Directions
Copy each line below without leaving any out.
───── Information supplied
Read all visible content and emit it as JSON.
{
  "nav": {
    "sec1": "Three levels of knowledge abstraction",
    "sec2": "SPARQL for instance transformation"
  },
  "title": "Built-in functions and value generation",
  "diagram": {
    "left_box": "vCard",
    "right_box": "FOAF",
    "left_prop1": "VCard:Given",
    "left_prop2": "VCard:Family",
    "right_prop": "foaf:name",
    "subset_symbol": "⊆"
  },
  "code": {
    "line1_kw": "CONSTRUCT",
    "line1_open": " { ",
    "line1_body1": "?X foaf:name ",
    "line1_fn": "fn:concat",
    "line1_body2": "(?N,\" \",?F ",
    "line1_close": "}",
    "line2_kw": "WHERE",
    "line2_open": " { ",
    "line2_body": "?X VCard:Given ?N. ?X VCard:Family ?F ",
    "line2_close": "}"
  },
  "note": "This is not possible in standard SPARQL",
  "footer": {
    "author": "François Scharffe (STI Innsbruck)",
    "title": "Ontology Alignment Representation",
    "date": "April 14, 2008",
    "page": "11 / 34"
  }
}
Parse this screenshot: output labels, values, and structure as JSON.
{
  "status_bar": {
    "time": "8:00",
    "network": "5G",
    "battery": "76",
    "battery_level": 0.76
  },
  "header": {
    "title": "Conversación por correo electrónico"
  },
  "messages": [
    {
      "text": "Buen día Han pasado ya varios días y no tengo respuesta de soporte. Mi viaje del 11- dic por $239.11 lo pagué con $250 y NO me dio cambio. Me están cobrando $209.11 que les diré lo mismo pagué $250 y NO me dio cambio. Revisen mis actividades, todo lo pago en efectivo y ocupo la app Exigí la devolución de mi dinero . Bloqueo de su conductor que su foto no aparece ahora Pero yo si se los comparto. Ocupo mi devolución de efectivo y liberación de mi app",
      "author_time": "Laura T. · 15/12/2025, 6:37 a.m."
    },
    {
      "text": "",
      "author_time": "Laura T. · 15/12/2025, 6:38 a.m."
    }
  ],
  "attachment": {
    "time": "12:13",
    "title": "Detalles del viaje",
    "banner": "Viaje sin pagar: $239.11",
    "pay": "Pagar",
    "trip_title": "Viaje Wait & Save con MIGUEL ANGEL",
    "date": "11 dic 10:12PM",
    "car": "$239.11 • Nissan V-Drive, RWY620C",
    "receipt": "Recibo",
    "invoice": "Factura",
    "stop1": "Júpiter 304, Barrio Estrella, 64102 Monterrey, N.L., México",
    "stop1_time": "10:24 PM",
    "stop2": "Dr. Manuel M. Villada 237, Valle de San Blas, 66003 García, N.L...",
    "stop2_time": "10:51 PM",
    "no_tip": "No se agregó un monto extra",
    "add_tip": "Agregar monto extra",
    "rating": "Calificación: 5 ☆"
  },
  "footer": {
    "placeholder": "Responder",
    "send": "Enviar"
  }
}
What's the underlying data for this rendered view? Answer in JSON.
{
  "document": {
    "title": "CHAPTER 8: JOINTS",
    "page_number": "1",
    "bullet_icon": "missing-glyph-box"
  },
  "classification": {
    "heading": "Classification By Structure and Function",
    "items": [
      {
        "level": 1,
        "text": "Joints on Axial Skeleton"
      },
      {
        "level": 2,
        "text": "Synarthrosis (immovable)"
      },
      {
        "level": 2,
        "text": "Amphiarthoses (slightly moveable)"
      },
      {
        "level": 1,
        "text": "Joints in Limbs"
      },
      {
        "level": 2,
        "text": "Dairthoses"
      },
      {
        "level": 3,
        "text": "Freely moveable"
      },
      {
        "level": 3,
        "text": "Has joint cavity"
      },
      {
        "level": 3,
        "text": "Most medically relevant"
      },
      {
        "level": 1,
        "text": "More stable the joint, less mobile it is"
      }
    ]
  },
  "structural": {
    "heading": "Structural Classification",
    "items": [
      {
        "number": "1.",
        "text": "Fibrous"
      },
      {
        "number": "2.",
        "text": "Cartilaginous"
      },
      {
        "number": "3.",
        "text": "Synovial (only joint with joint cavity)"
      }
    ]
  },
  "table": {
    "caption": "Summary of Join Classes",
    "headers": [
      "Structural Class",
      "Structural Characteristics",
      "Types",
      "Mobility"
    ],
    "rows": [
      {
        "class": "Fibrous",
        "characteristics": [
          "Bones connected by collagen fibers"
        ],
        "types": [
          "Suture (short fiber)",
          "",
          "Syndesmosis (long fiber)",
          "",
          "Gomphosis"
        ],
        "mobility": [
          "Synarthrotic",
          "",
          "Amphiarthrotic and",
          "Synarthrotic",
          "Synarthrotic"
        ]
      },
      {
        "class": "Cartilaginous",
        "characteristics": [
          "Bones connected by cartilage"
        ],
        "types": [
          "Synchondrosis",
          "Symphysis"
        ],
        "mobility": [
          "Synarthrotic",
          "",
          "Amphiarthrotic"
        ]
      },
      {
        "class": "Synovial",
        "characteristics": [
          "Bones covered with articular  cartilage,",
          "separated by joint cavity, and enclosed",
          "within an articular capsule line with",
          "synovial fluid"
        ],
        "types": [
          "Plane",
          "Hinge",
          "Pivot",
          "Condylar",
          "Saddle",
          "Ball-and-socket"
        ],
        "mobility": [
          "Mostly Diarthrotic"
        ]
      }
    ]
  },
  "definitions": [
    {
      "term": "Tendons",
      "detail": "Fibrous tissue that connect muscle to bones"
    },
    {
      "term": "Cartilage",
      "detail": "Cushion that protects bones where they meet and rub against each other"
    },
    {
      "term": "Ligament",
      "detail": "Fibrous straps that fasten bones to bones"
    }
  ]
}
──────────
Finished task
Read all visible content and emit it as JSON.
{
  "nav": {
    "sec1": "Three levels of knowledge abstraction",
    "sec2": "SPARQL for instance transformation"
  },
  "title": "Built-in functions and value generation",
  "diagram": {
    "left_box": "vCard",
    "right_box": "FOAF",
    "left_prop1": "VCard:Given",
    "left_prop2": "VCard:Family",
    "right_prop": "foaf:name",
    "subset_symbol": "⊆"
  },
  "code": {
    "line1_kw": "CONSTRUCT",
    "line1_open": " { ",
    "line1_body1": "?X foaf:name ",
    "line1_fn": "fn:concat",
    "line1_body2": "(?N,\" \",?F ",
    "line1_close": "}",
    "line2_kw": "WHERE",
    "line2_open": " { ",
    "line2_body": "?X VCard:Given ?N. ?X VCard:Family ?F ",
    "line2_close": "}"
  },
  "note": "This is not possible in standard SPARQL",
  "footer": {
    "author": "François Scharffe (STI Innsbruck)",
    "title": "Ontology Alignment Representation",
    "date": "April 14, 2008",
    "page": "11 / 34"
  }
}
Parse this screenshot: output labels, values, and structure as JSON.
{
  "status_bar": {
    "time": "8:00",
    "network": "5G",
    "battery": "76",
    "battery_level": 0.76
  },
  "header": {
    "title": "Conversación por correo electrónico"
  },
  "messages": [
    {
      "text": "Buen día Han pasado ya varios días y no tengo respuesta de soporte. Mi viaje del 11- dic por $239.11 lo pagué con $250 y NO me dio cambio. Me están cobrando $209.11 que les diré lo mismo pagué $250 y NO me dio cambio. Revisen mis actividades, todo lo pago en efectivo y ocupo la app Exigí la devolución de mi dinero . Bloqueo de su conductor que su foto no aparece ahora Pero yo si se los comparto. Ocupo mi devolución de efectivo y liberación de mi app",
      "author_time": "Laura T. · 15/12/2025, 6:37 a.m."
    },
    {
      "text": "",
      "author_time": "Laura T. · 15/12/2025, 6:38 a.m."
    }
  ],
  "attachment": {
    "time": "12:13",
    "title": "Detalles del viaje",
    "banner": "Viaje sin pagar: $239.11",
    "pay": "Pagar",
    "trip_title": "Viaje Wait & Save con MIGUEL ANGEL",
    "date": "11 dic 10:12PM",
    "car": "$239.11 • Nissan V-Drive, RWY620C",
    "receipt": "Recibo",
    "invoice": "Factura",
    "stop1": "Júpiter 304, Barrio Estrella, 64102 Monterrey, N.L., México",
    "stop1_time": "10:24 PM",
    "stop2": "Dr. Manuel M. Villada 237, Valle de San Blas, 66003 García, N.L...",
    "stop2_time": "10:51 PM",
    "no_tip": "No se agregó un monto extra",
    "add_tip": "Agregar monto extra",
    "rating": "Calificación: 5 ☆"
  },
  "footer": {
    "placeholder": "Responder",
    "send": "Enviar"
  }
}
What's the underlying data for this rendered view? Answer in JSON.
{
  "document": {
    "title": "CHAPTER 8: JOINTS",
    "page_number": "1",
    "bullet_icon": "missing-glyph-box"
  },
  "classification": {
    "heading": "Classification By Structure and Function",
    "items": [
      {
        "level": 1,
        "text": "Joints on Axial Skeleton"
      },
      {
        "level": 2,
        "text": "Synarthrosis (immovable)"
      },
      {
        "level": 2,
        "text": "Amphiarthoses (slightly moveable)"
      },
      {
        "level": 1,
        "text": "Joints in Limbs"
      },
      {
        "level": 2,
        "text": "Dairthoses"
      },
      {
        "level": 3,
        "text": "Freely moveable"
      },
      {
        "level": 3,
        "text": "Has joint cavity"
      },
      {
        "level": 3,
        "text": "Most medically relevant"
      },
      {
        "level": 1,
        "text": "More stable the joint, less mobile it is"
      }
    ]
  },
  "structural": {
    "heading": "Structural Classification",
    "items": [
      {
        "number": "1.",
        "text": "Fibrous"
      },
      {
        "number": "2.",
        "text": "Cartilaginous"
      },
      {
        "number": "3.",
        "text": "Synovial (only joint with joint cavity)"
      }
    ]
  },
  "table": {
    "caption": "Summary of Join Classes",
    "headers": [
      "Structural Class",
      "Structural Characteristics",
      "Types",
      "Mobility"
    ],
    "rows": [
      {
        "class": "Fibrous",
        "characteristics": [
          "Bones connected by collagen fibers"
        ],
        "types": [
          "Suture (short fiber)",
          "",
          "Syndesmosis (long fiber)",
          "",
          "Gomphosis"
        ],
        "mobility": [
          "Synarthrotic",
          "",
          "Amphiarthrotic and",
          "Synarthrotic",
          "Synarthrotic"
        ]
      },
      {
        "class": "Cartilaginous",
        "characteristics": [
          "Bones connected by cartilage"
        ],
        "types": [
          "Synchondrosis",
          "Symphysis"
        ],
        "mobility": [
          "Synarthrotic",
          "",
          "Amphiarthrotic"
        ]
      },
      {
        "class": "Synovial",
        "characteristics": [
          "Bones covered with articular  cartilage,",
          "separated by joint cavity, and enclosed",
          "within an articular capsule line with",
          "synovial fluid"
        ],
        "types": [
          "Plane",
          "Hinge",
          "Pivot",
          "Condylar",
          "Saddle",
          "Ball-and-socket"
        ],
        "mobility": [
          "Mostly Diarthrotic"
        ]
      }
    ]
  },
  "definitions": [
    {
      "term": "Tendons",
      "detail": "Fibrous tissue that connect muscle to bones"
    },
    {
      "term": "Cartilage",
      "detail": "Cushion that protects bones where they meet and rub against each other"
    },
    {
      "term": "Ligament",
      "detail": "Fibrous straps that fasten bones to bones"
    }
  ]
}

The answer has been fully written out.